Required work>
Copy out all lines that carry the word "Checking".

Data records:
○ ○ ○ ○
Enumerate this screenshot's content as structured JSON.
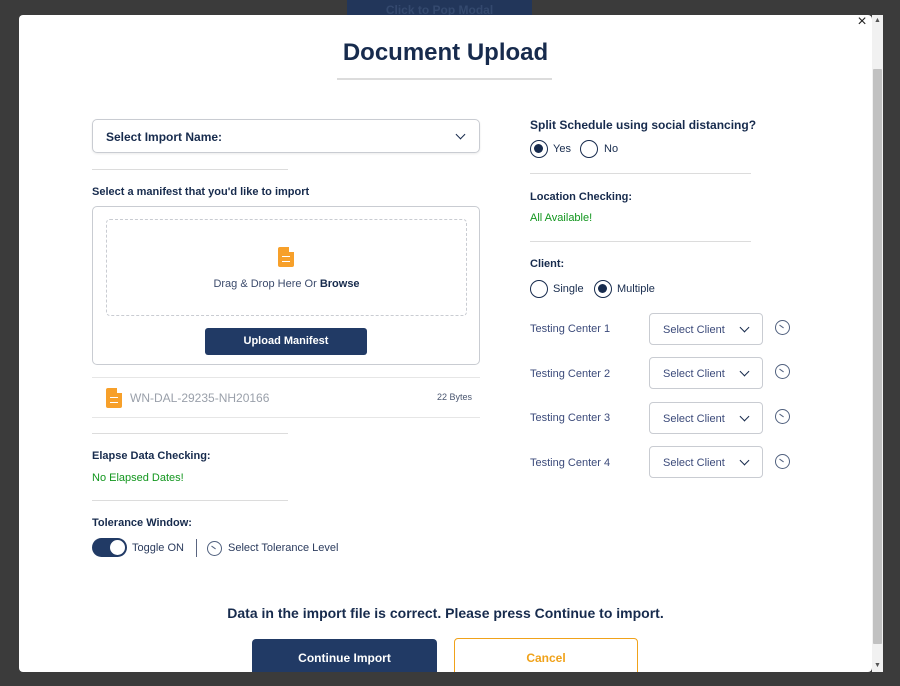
{
  "background": {
    "button_label": "Click to Pop Modal"
  },
  "modal": {
    "title": "Document Upload",
    "close_glyph": "×"
  },
  "import": {
    "select_label": "Select Import Name:",
    "manifest_prompt": "Select a manifest that you'd like to import",
    "drop_text_prefix": "Drag & Drop Here Or ",
    "drop_text_link": "Browse",
    "upload_button": "Upload Manifest",
    "file": {
      "name": "WN-DAL-29235-NH20166",
      "size": "22 Bytes"
    }
  },
  "elapse": {
    "label": "Elapse Data Checking:",
    "status": "No Elapsed Dates!"
  },
  "tolerance": {
    "label": "Tolerance Window:",
    "toggle_label": "Toggle ON",
    "toggle_on": true,
    "level_label": "Select Tolerance Level"
  },
  "split": {
    "question": "Split Schedule using social distancing?",
    "options": [
      {
        "label": "Yes",
        "selected": true
      },
      {
        "label": "No",
        "selected": false
      }
    ]
  },
  "location": {
    "label": "Location Checking:",
    "status": "All Available!"
  },
  "client": {
    "label": "Client:",
    "options": [
      {
        "label": "Single",
        "selected": false
      },
      {
        "label": "Multiple",
        "selected": true
      }
    ],
    "testing_centers": [
      {
        "label": "Testing Center 1",
        "select": "Select Client"
      },
      {
        "label": "Testing Center 2",
        "select": "Select Client"
      },
      {
        "label": "Testing Center 3",
        "select": "Select Client"
      },
      {
        "label": "Testing Center 4",
        "select": "Select Client"
      }
    ]
  },
  "footer": {
    "message": "Data in the import file is correct. Please press Continue to import.",
    "continue_button": "Continue Import",
    "cancel_button": "Cancel"
  },
  "colors": {
    "navy": "#172b4d",
    "button_navy": "#213a65",
    "success_green": "#12961e",
    "cancel_orange": "#f0a21a",
    "file_icon_orange": "#f7a02a"
  }
}
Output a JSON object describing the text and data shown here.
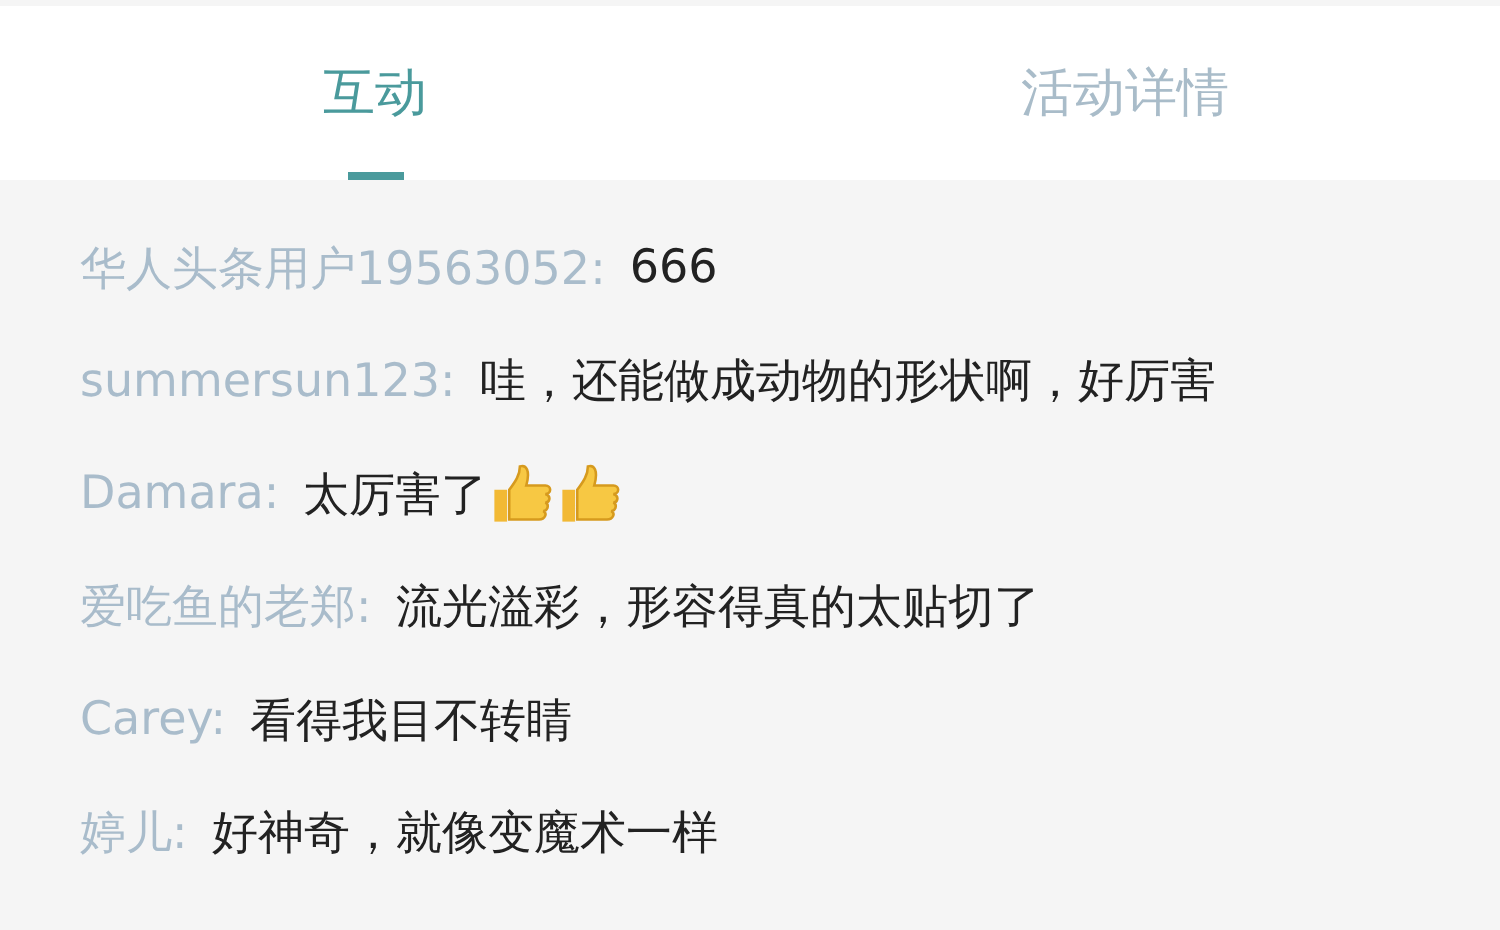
○ ○ ○ ○
Output of the task>
    "label": "Elapse Data Checking:",
    "label": "Location Checking:",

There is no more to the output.